[Requirements]
Scan the data below. Pull out each line where "звена" occurs.

· · · ·

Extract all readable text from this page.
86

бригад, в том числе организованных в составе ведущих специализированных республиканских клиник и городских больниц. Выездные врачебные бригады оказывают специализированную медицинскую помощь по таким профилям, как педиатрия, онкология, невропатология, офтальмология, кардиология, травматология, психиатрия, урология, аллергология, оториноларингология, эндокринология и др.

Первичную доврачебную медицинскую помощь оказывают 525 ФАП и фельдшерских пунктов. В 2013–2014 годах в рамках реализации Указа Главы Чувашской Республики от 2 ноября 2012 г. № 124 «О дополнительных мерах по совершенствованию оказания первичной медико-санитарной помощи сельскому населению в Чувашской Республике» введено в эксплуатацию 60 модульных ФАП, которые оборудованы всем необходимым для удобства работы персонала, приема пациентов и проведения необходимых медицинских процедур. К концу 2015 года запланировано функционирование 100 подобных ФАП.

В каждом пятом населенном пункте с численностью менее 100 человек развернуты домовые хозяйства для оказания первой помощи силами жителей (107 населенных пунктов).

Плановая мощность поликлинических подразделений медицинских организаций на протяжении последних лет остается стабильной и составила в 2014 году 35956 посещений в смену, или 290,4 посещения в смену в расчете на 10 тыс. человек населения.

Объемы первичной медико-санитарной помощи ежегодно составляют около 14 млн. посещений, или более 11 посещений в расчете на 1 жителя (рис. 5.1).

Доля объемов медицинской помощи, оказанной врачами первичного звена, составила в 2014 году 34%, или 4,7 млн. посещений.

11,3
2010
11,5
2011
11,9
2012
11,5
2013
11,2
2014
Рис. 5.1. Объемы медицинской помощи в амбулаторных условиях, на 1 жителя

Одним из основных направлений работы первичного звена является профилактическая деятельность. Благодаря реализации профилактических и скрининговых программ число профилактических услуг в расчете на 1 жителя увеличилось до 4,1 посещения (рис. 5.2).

· · · ·

[Reply to the task]
Доля объемов медицинской помощи, оказанной врачами первичного звена, составила в 2014 году 34%, или 4,7 млн. посещений.
Одним из основных направлений работы первичного звена является профилактическая деятельность. Благодаря реализации профилактических и скрининговых программ число профилактических услуг в расчете на 1 жителя увеличилось до 4,1 посещения (рис. 5.2).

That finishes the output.